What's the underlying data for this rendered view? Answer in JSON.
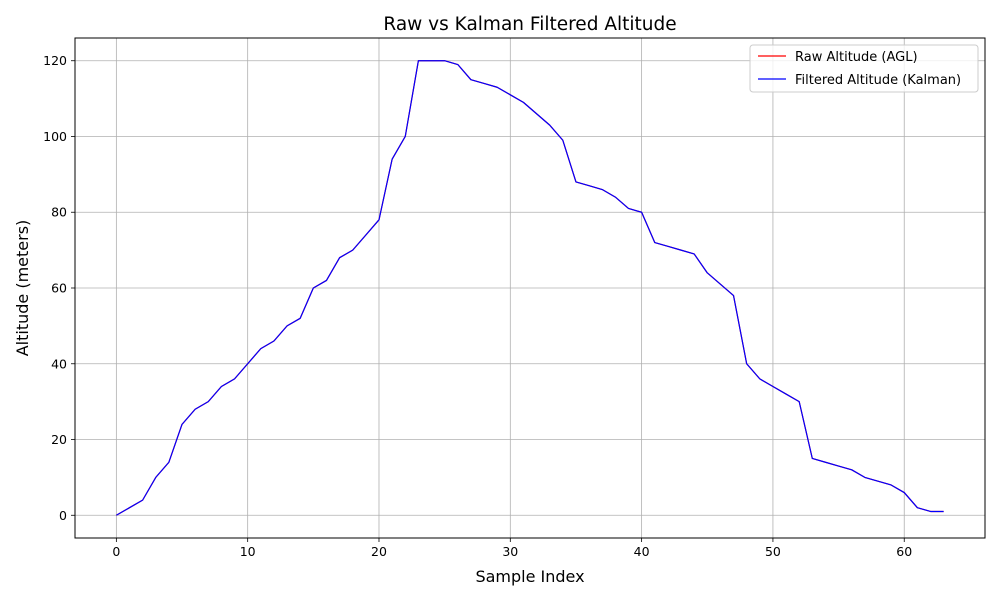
{
  "chart_data": {
    "type": "line",
    "title": "Raw vs Kalman Filtered Altitude",
    "xlabel": "Sample Index",
    "ylabel": "Altitude (meters)",
    "xlim": [
      -3.15,
      66.15
    ],
    "ylim": [
      -6,
      126
    ],
    "xticks": [
      0,
      10,
      20,
      30,
      40,
      50,
      60
    ],
    "yticks": [
      0,
      20,
      40,
      60,
      80,
      100,
      120
    ],
    "grid": true,
    "legend_position": "top-right",
    "x": [
      0,
      1,
      2,
      3,
      4,
      5,
      6,
      7,
      8,
      9,
      10,
      11,
      12,
      13,
      14,
      15,
      16,
      17,
      18,
      19,
      20,
      21,
      22,
      23,
      24,
      25,
      26,
      27,
      28,
      29,
      30,
      31,
      32,
      33,
      34,
      35,
      36,
      37,
      38,
      39,
      40,
      41,
      42,
      43,
      44,
      45,
      46,
      47,
      48,
      49,
      50,
      51,
      52,
      53,
      54,
      55,
      56,
      57,
      58,
      59,
      60,
      61,
      62,
      63
    ],
    "series": [
      {
        "name": "Raw Altitude (AGL)",
        "color": "#ff0000",
        "values": [
          0,
          2,
          4,
          10,
          14,
          24,
          28,
          30,
          34,
          36,
          40,
          44,
          46,
          50,
          52,
          60,
          62,
          68,
          70,
          74,
          78,
          94,
          100,
          120,
          120,
          120,
          119,
          115,
          114,
          113,
          111,
          109,
          106,
          103,
          99,
          88,
          87,
          86,
          84,
          81,
          80,
          72,
          71,
          70,
          69,
          64,
          61,
          58,
          40,
          36,
          34,
          32,
          30,
          15,
          14,
          13,
          12,
          10,
          9,
          8,
          6,
          2,
          1,
          1
        ]
      },
      {
        "name": "Filtered Altitude (Kalman)",
        "color": "#0000ff",
        "values": [
          0,
          2,
          4,
          10,
          14,
          24,
          28,
          30,
          34,
          36,
          40,
          44,
          46,
          50,
          52,
          60,
          62,
          68,
          70,
          74,
          78,
          94,
          100,
          120,
          120,
          120,
          119,
          115,
          114,
          113,
          111,
          109,
          106,
          103,
          99,
          88,
          87,
          86,
          84,
          81,
          80,
          72,
          71,
          70,
          69,
          64,
          61,
          58,
          40,
          36,
          34,
          32,
          30,
          15,
          14,
          13,
          12,
          10,
          9,
          8,
          6,
          2,
          1,
          1
        ]
      }
    ]
  }
}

PROBLEM REQUIREMENTS: Return each full line of the entries that contains the word "Kalman".

COMPLETE RESPONSE:
    "title": "Raw vs Kalman Filtered Altitude",
        "name": "Filtered Altitude (Kalman)",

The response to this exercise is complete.